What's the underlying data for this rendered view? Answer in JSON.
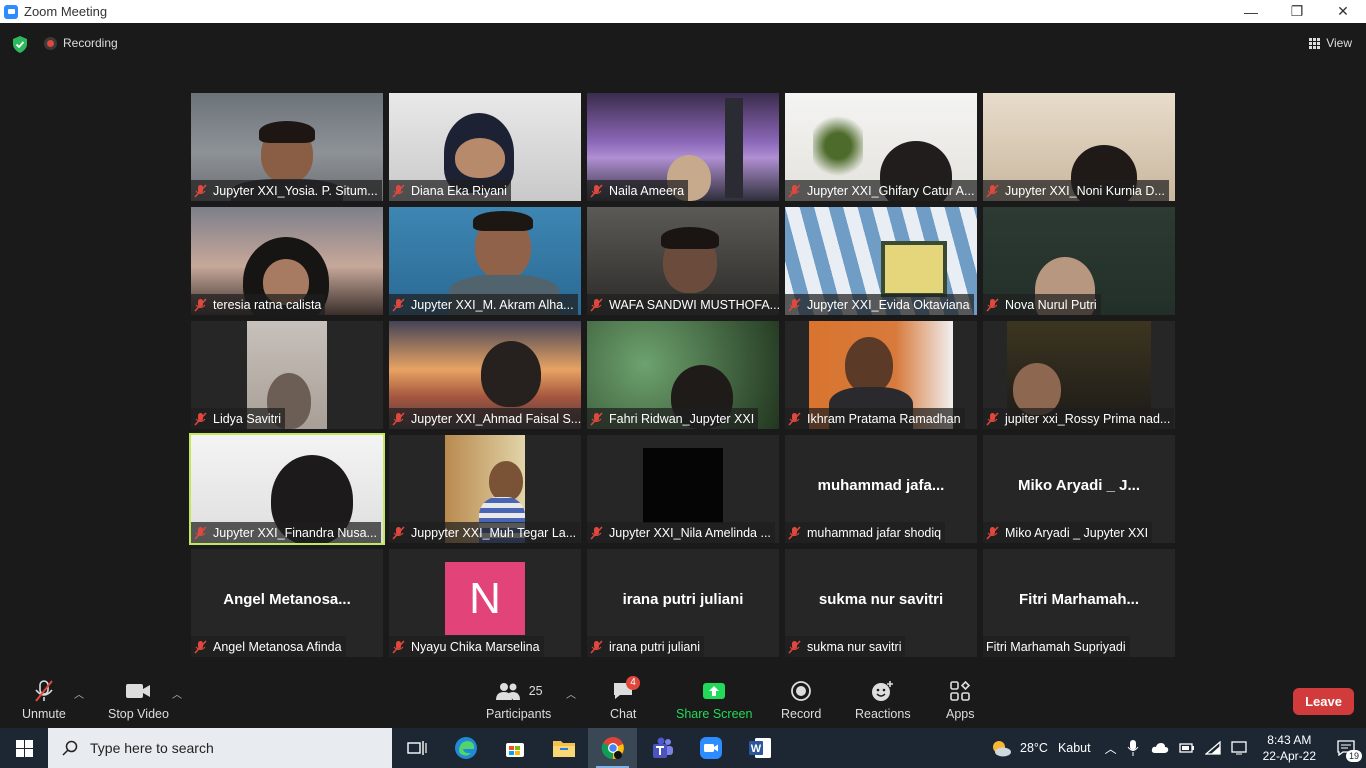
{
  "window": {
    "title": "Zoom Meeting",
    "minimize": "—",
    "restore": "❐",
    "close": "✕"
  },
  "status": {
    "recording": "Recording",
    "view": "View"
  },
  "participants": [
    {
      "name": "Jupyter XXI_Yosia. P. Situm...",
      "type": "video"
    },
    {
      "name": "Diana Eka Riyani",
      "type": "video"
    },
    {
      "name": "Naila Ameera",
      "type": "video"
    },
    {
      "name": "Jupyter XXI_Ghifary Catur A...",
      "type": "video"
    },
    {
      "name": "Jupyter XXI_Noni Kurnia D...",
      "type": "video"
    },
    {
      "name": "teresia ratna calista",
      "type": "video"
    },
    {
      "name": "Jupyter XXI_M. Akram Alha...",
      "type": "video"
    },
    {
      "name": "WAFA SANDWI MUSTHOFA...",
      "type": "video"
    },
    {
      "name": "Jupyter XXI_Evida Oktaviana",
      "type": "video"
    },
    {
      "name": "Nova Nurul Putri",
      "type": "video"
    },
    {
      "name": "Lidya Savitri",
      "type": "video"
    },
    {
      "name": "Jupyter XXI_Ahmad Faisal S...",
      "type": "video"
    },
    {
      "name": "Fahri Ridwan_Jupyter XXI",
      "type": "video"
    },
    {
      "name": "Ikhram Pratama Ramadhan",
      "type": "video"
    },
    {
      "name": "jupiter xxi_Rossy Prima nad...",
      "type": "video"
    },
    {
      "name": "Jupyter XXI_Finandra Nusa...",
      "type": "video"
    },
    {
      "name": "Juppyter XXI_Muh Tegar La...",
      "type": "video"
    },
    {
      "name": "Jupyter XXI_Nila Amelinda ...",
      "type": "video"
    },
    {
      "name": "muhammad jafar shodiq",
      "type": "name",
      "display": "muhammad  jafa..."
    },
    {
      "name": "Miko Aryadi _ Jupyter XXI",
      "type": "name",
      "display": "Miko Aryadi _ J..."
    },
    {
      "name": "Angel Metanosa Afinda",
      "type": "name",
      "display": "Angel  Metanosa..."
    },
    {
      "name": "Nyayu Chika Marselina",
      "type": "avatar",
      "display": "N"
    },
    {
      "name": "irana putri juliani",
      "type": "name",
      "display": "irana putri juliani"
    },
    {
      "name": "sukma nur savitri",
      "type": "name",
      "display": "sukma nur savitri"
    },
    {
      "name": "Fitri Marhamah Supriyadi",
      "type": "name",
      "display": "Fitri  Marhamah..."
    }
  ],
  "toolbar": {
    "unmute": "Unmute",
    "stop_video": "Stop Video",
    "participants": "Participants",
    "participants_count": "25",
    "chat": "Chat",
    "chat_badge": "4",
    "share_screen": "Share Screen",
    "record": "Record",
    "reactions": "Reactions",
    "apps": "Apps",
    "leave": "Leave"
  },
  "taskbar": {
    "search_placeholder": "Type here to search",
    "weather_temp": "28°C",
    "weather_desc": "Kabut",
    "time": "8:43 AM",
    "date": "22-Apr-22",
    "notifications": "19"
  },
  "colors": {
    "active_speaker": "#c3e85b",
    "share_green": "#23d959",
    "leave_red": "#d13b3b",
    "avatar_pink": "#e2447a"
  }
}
────────────────────────────────────────
# TASK TO COMPLETE
Copy each line in the data that holds the word "view".

# EXERCISE RESULT
What's the underlying data for this rendered view? Answer in JSON.
    "view": "View"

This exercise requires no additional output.